## Begin ENTRIES PROVIDED

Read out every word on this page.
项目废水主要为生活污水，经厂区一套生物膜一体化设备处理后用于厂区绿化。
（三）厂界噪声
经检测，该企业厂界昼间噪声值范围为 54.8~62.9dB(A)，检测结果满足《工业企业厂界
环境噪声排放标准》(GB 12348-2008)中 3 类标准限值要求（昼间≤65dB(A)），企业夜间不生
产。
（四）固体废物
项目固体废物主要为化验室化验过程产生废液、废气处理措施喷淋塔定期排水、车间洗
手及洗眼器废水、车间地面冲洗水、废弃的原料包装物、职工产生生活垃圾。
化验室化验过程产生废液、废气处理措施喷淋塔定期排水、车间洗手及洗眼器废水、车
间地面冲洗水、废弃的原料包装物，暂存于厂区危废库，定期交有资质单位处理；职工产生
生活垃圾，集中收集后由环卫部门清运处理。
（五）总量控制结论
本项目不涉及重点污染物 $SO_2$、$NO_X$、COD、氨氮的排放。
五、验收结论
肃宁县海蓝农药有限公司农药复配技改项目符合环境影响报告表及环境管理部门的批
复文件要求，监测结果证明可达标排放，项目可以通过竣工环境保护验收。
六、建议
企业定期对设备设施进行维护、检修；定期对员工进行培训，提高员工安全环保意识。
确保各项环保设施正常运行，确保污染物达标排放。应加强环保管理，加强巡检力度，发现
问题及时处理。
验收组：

## End ENTRIES PROVIDED

• _STATED PROBLEM_: Transcribe each entry precisely, missing none.

• _WRITTEN SOLUTION_:
Read out every word on this page.
项目废水主要为生活污水，经厂区一套生物膜一体化设备处理后用于厂区绿化。
（三）厂界噪声
经检测，该企业厂界昼间噪声值范围为 54.8~62.9dB(A)，检测结果满足《工业企业厂界
环境噪声排放标准》(GB 12348-2008)中 3 类标准限值要求（昼间≤65dB(A)），企业夜间不生
产。
（四）固体废物
项目固体废物主要为化验室化验过程产生废液、废气处理措施喷淋塔定期排水、车间洗
手及洗眼器废水、车间地面冲洗水、废弃的原料包装物、职工产生生活垃圾。
化验室化验过程产生废液、废气处理措施喷淋塔定期排水、车间洗手及洗眼器废水、车
间地面冲洗水、废弃的原料包装物，暂存于厂区危废库，定期交有资质单位处理；职工产生
生活垃圾，集中收集后由环卫部门清运处理。
（五）总量控制结论
本项目不涉及重点污染物 $SO_2$、$NO_X$、COD、氨氮的排放。
五、验收结论
肃宁县海蓝农药有限公司农药复配技改项目符合环境影响报告表及环境管理部门的批
复文件要求，监测结果证明可达标排放，项目可以通过竣工环境保护验收。
六、建议
企业定期对设备设施进行维护、检修；定期对员工进行培训，提高员工安全环保意识。
确保各项环保设施正常运行，确保污染物达标排放。应加强环保管理，加强巡检力度，发现
问题及时处理。
验收组：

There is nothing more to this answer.